What the task requires: A single number is the answer here: how many lines of the entries contain "title"?

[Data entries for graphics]
■ ■ ■ ■

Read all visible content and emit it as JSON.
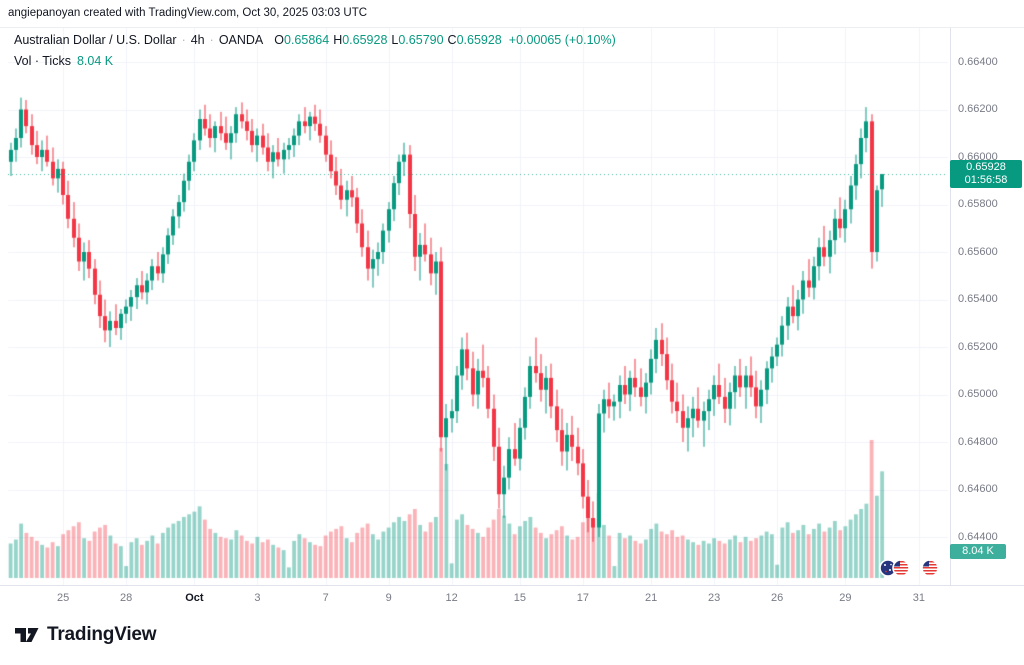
{
  "attribution": "angiepanoyan created with TradingView.com, Oct 30, 2025 03:03 UTC",
  "header": {
    "title": "Australian Dollar / U.S. Dollar",
    "sep": "·",
    "interval": "4h",
    "exchange": "OANDA",
    "o_label": "O",
    "o": "0.65864",
    "h_label": "H",
    "h": "0.65928",
    "l_label": "L",
    "l": "0.65790",
    "c_label": "C",
    "c": "0.65928",
    "change": "+0.00065 (+0.10%)",
    "vol_label": "Vol · Ticks",
    "vol_value": "8.04 K"
  },
  "price_axis": {
    "labels": [
      "0.66400",
      "0.66200",
      "0.66000",
      "0.65800",
      "0.65600",
      "0.65400",
      "0.65200",
      "0.65000",
      "0.64800",
      "0.64600",
      "0.64400"
    ],
    "badge": {
      "price": "0.65928",
      "countdown": "01:56:58"
    },
    "vol_badge": "8.04 K"
  },
  "time_axis": {
    "ticks": [
      {
        "label": "25",
        "i": 10
      },
      {
        "label": "28",
        "i": 22
      },
      {
        "label": "Oct",
        "i": 35,
        "bold": true
      },
      {
        "label": "3",
        "i": 47
      },
      {
        "label": "7",
        "i": 60
      },
      {
        "label": "9",
        "i": 72
      },
      {
        "label": "12",
        "i": 84
      },
      {
        "label": "15",
        "i": 97
      },
      {
        "label": "17",
        "i": 109
      },
      {
        "label": "21",
        "i": 122
      },
      {
        "label": "23",
        "i": 134
      },
      {
        "label": "26",
        "i": 146
      },
      {
        "label": "29",
        "i": 159
      },
      {
        "label": "31",
        "i": 173
      }
    ]
  },
  "logo": {
    "text": "TradingView"
  },
  "chart_data": {
    "type": "candlestick",
    "symbol": "AUD/USD",
    "timeframe": "4h",
    "title": "Australian Dollar / U.S. Dollar · 4h · OANDA",
    "price_range": {
      "top": 0.664,
      "bottom": 0.644,
      "grid_step": 0.002
    },
    "last_price": 0.65928,
    "last_volume_ticks": 8040,
    "price_divisor": 10000,
    "colors": {
      "up": "#089981",
      "down": "#f23645",
      "vol_up": "rgba(8,153,129,0.42)",
      "vol_down": "rgba(242,54,69,0.38)",
      "grid": "#f0f3fa",
      "axis_text": "#787b86"
    },
    "candles": [
      [
        6598,
        6606,
        6592,
        6603,
        2600
      ],
      [
        6603,
        6612,
        6598,
        6608,
        2900
      ],
      [
        6608,
        6625,
        6604,
        6620,
        4100
      ],
      [
        6620,
        6624,
        6610,
        6613,
        3400
      ],
      [
        6613,
        6618,
        6601,
        6605,
        3100
      ],
      [
        6605,
        6611,
        6597,
        6600,
        2800
      ],
      [
        6600,
        6607,
        6594,
        6603,
        2500
      ],
      [
        6603,
        6609,
        6596,
        6598,
        2300
      ],
      [
        6598,
        6604,
        6588,
        6591,
        2700
      ],
      [
        6591,
        6599,
        6585,
        6595,
        2400
      ],
      [
        6595,
        6598,
        6580,
        6584,
        3300
      ],
      [
        6584,
        6590,
        6570,
        6574,
        3600
      ],
      [
        6574,
        6581,
        6562,
        6566,
        3900
      ],
      [
        6566,
        6572,
        6552,
        6556,
        4200
      ],
      [
        6556,
        6564,
        6548,
        6560,
        3000
      ],
      [
        6560,
        6565,
        6549,
        6553,
        2800
      ],
      [
        6553,
        6557,
        6538,
        6542,
        3500
      ],
      [
        6542,
        6548,
        6528,
        6533,
        3800
      ],
      [
        6533,
        6540,
        6522,
        6527,
        4000
      ],
      [
        6527,
        6535,
        6520,
        6531,
        3200
      ],
      [
        6531,
        6538,
        6525,
        6528,
        2600
      ],
      [
        6528,
        6536,
        6523,
        6534,
        2400
      ],
      [
        6534,
        6540,
        6530,
        6537,
        900
      ],
      [
        6537,
        6544,
        6531,
        6541,
        2700
      ],
      [
        6541,
        6549,
        6536,
        6546,
        3000
      ],
      [
        6546,
        6552,
        6540,
        6543,
        2500
      ],
      [
        6543,
        6551,
        6538,
        6548,
        2800
      ],
      [
        6548,
        6557,
        6544,
        6554,
        3200
      ],
      [
        6554,
        6560,
        6548,
        6551,
        2600
      ],
      [
        6551,
        6562,
        6547,
        6559,
        3400
      ],
      [
        6559,
        6570,
        6555,
        6567,
        3800
      ],
      [
        6567,
        6578,
        6563,
        6575,
        4100
      ],
      [
        6575,
        6584,
        6570,
        6581,
        4300
      ],
      [
        6581,
        6593,
        6577,
        6590,
        4600
      ],
      [
        6590,
        6601,
        6586,
        6598,
        4800
      ],
      [
        6598,
        6610,
        6594,
        6607,
        5000
      ],
      [
        6607,
        6620,
        6603,
        6616,
        5400
      ],
      [
        6616,
        6622,
        6609,
        6612,
        4400
      ],
      [
        6612,
        6618,
        6604,
        6608,
        3700
      ],
      [
        6608,
        6615,
        6602,
        6613,
        3400
      ],
      [
        6613,
        6619,
        6607,
        6610,
        3100
      ],
      [
        6610,
        6617,
        6603,
        6606,
        3000
      ],
      [
        6606,
        6613,
        6599,
        6610,
        2900
      ],
      [
        6610,
        6621,
        6606,
        6618,
        3600
      ],
      [
        6618,
        6623,
        6612,
        6615,
        3200
      ],
      [
        6615,
        6620,
        6607,
        6611,
        2800
      ],
      [
        6611,
        6616,
        6602,
        6605,
        2600
      ],
      [
        6605,
        6612,
        6598,
        6609,
        3100
      ],
      [
        6609,
        6614,
        6601,
        6604,
        2700
      ],
      [
        6604,
        6610,
        6594,
        6598,
        2900
      ],
      [
        6598,
        6605,
        6591,
        6602,
        2500
      ],
      [
        6602,
        6608,
        6596,
        6599,
        2300
      ],
      [
        6599,
        6606,
        6593,
        6603,
        2100
      ],
      [
        6603,
        6608,
        6599,
        6605,
        800
      ],
      [
        6605,
        6612,
        6600,
        6609,
        2800
      ],
      [
        6609,
        6618,
        6605,
        6615,
        3300
      ],
      [
        6615,
        6621,
        6610,
        6613,
        3000
      ],
      [
        6613,
        6619,
        6607,
        6617,
        2700
      ],
      [
        6617,
        6622,
        6611,
        6614,
        2500
      ],
      [
        6614,
        6620,
        6606,
        6609,
        2400
      ],
      [
        6609,
        6613,
        6598,
        6601,
        3200
      ],
      [
        6601,
        6607,
        6591,
        6594,
        3500
      ],
      [
        6594,
        6600,
        6584,
        6588,
        3700
      ],
      [
        6588,
        6595,
        6578,
        6582,
        3900
      ],
      [
        6582,
        6590,
        6575,
        6586,
        3000
      ],
      [
        6586,
        6592,
        6579,
        6583,
        2700
      ],
      [
        6583,
        6587,
        6568,
        6572,
        3400
      ],
      [
        6572,
        6578,
        6558,
        6562,
        3800
      ],
      [
        6562,
        6569,
        6548,
        6553,
        4100
      ],
      [
        6553,
        6561,
        6545,
        6557,
        3300
      ],
      [
        6557,
        6564,
        6550,
        6560,
        2900
      ],
      [
        6560,
        6572,
        6555,
        6569,
        3500
      ],
      [
        6569,
        6581,
        6564,
        6578,
        3800
      ],
      [
        6578,
        6592,
        6573,
        6589,
        4200
      ],
      [
        6589,
        6601,
        6584,
        6598,
        4600
      ],
      [
        6598,
        6606,
        6592,
        6601,
        4300
      ],
      [
        6601,
        6605,
        6570,
        6576,
        4800
      ],
      [
        6576,
        6584,
        6552,
        6558,
        5200
      ],
      [
        6558,
        6568,
        6548,
        6563,
        4000
      ],
      [
        6563,
        6572,
        6556,
        6559,
        3500
      ],
      [
        6559,
        6566,
        6546,
        6551,
        4200
      ],
      [
        6551,
        6560,
        6542,
        6556,
        4600
      ],
      [
        6556,
        6562,
        6476,
        6482,
        9800
      ],
      [
        6482,
        6496,
        6468,
        6490,
        8600
      ],
      [
        6490,
        6498,
        6484,
        6493,
        1100
      ],
      [
        6493,
        6512,
        6488,
        6508,
        4400
      ],
      [
        6508,
        6524,
        6502,
        6519,
        4800
      ],
      [
        6519,
        6526,
        6506,
        6511,
        4000
      ],
      [
        6511,
        6518,
        6495,
        6500,
        3700
      ],
      [
        6500,
        6515,
        6494,
        6510,
        3400
      ],
      [
        6510,
        6521,
        6503,
        6507,
        3100
      ],
      [
        6507,
        6512,
        6490,
        6494,
        3800
      ],
      [
        6494,
        6500,
        6472,
        6478,
        4400
      ],
      [
        6478,
        6486,
        6452,
        6458,
        5200
      ],
      [
        6458,
        6470,
        6448,
        6465,
        4700
      ],
      [
        6465,
        6482,
        6460,
        6477,
        4100
      ],
      [
        6477,
        6488,
        6470,
        6473,
        3300
      ],
      [
        6473,
        6490,
        6468,
        6486,
        3900
      ],
      [
        6486,
        6503,
        6481,
        6499,
        4300
      ],
      [
        6499,
        6516,
        6494,
        6512,
        4600
      ],
      [
        6512,
        6524,
        6505,
        6509,
        3800
      ],
      [
        6509,
        6517,
        6497,
        6502,
        3400
      ],
      [
        6502,
        6512,
        6492,
        6507,
        3000
      ],
      [
        6507,
        6513,
        6490,
        6495,
        3300
      ],
      [
        6495,
        6502,
        6480,
        6485,
        3600
      ],
      [
        6485,
        6494,
        6470,
        6476,
        3900
      ],
      [
        6476,
        6488,
        6468,
        6483,
        3200
      ],
      [
        6483,
        6491,
        6472,
        6478,
        2900
      ],
      [
        6478,
        6486,
        6466,
        6471,
        3100
      ],
      [
        6471,
        6477,
        6452,
        6457,
        4200
      ],
      [
        6457,
        6464,
        6442,
        6448,
        4800
      ],
      [
        6448,
        6455,
        6438,
        6444,
        4400
      ],
      [
        6444,
        6496,
        6440,
        6492,
        6400
      ],
      [
        6492,
        6502,
        6484,
        6498,
        4000
      ],
      [
        6498,
        6505,
        6490,
        6495,
        3200
      ],
      [
        6495,
        6500,
        6489,
        6497,
        900
      ],
      [
        6497,
        6508,
        6490,
        6504,
        3400
      ],
      [
        6504,
        6512,
        6496,
        6500,
        3000
      ],
      [
        6500,
        6510,
        6493,
        6507,
        3200
      ],
      [
        6507,
        6515,
        6499,
        6503,
        2800
      ],
      [
        6503,
        6511,
        6495,
        6499,
        2600
      ],
      [
        6499,
        6509,
        6492,
        6505,
        2900
      ],
      [
        6505,
        6519,
        6500,
        6515,
        3700
      ],
      [
        6515,
        6528,
        6509,
        6523,
        4100
      ],
      [
        6523,
        6530,
        6512,
        6517,
        3500
      ],
      [
        6517,
        6524,
        6502,
        6506,
        3300
      ],
      [
        6506,
        6513,
        6492,
        6497,
        3600
      ],
      [
        6497,
        6505,
        6488,
        6493,
        3100
      ],
      [
        6493,
        6500,
        6480,
        6486,
        3200
      ],
      [
        6486,
        6495,
        6476,
        6490,
        2900
      ],
      [
        6490,
        6499,
        6482,
        6494,
        2700
      ],
      [
        6494,
        6503,
        6486,
        6489,
        2500
      ],
      [
        6489,
        6497,
        6478,
        6493,
        2800
      ],
      [
        6493,
        6502,
        6485,
        6498,
        2600
      ],
      [
        6498,
        6508,
        6491,
        6504,
        3000
      ],
      [
        6504,
        6513,
        6496,
        6499,
        2800
      ],
      [
        6499,
        6507,
        6488,
        6494,
        2600
      ],
      [
        6494,
        6505,
        6487,
        6501,
        2900
      ],
      [
        6501,
        6512,
        6494,
        6508,
        3200
      ],
      [
        6508,
        6515,
        6499,
        6503,
        2700
      ],
      [
        6503,
        6512,
        6494,
        6508,
        3100
      ],
      [
        6508,
        6516,
        6499,
        6503,
        2800
      ],
      [
        6503,
        6510,
        6490,
        6495,
        3000
      ],
      [
        6495,
        6506,
        6488,
        6502,
        3200
      ],
      [
        6502,
        6514,
        6496,
        6511,
        3500
      ],
      [
        6511,
        6520,
        6505,
        6516,
        3300
      ],
      [
        6516,
        6524,
        6512,
        6521,
        1000
      ],
      [
        6521,
        6533,
        6516,
        6529,
        3800
      ],
      [
        6529,
        6541,
        6523,
        6537,
        4200
      ],
      [
        6537,
        6546,
        6530,
        6533,
        3400
      ],
      [
        6533,
        6544,
        6527,
        6540,
        3600
      ],
      [
        6540,
        6552,
        6534,
        6548,
        4000
      ],
      [
        6548,
        6557,
        6541,
        6545,
        3300
      ],
      [
        6545,
        6558,
        6540,
        6554,
        3700
      ],
      [
        6554,
        6566,
        6548,
        6562,
        4100
      ],
      [
        6562,
        6571,
        6554,
        6558,
        3500
      ],
      [
        6558,
        6569,
        6551,
        6565,
        3800
      ],
      [
        6565,
        6578,
        6559,
        6574,
        4300
      ],
      [
        6574,
        6583,
        6566,
        6570,
        3600
      ],
      [
        6570,
        6582,
        6564,
        6578,
        3900
      ],
      [
        6578,
        6592,
        6572,
        6588,
        4400
      ],
      [
        6588,
        6601,
        6582,
        6597,
        4800
      ],
      [
        6597,
        6612,
        6591,
        6608,
        5200
      ],
      [
        6608,
        6621,
        6602,
        6615,
        5600
      ],
      [
        6615,
        6618,
        6553,
        6560,
        10400
      ],
      [
        6560,
        6588,
        6556,
        6586,
        6200
      ],
      [
        6586.4,
        6592.8,
        6579,
        6592.8,
        8040
      ]
    ]
  }
}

■ ■ ■ ■

Response below: 2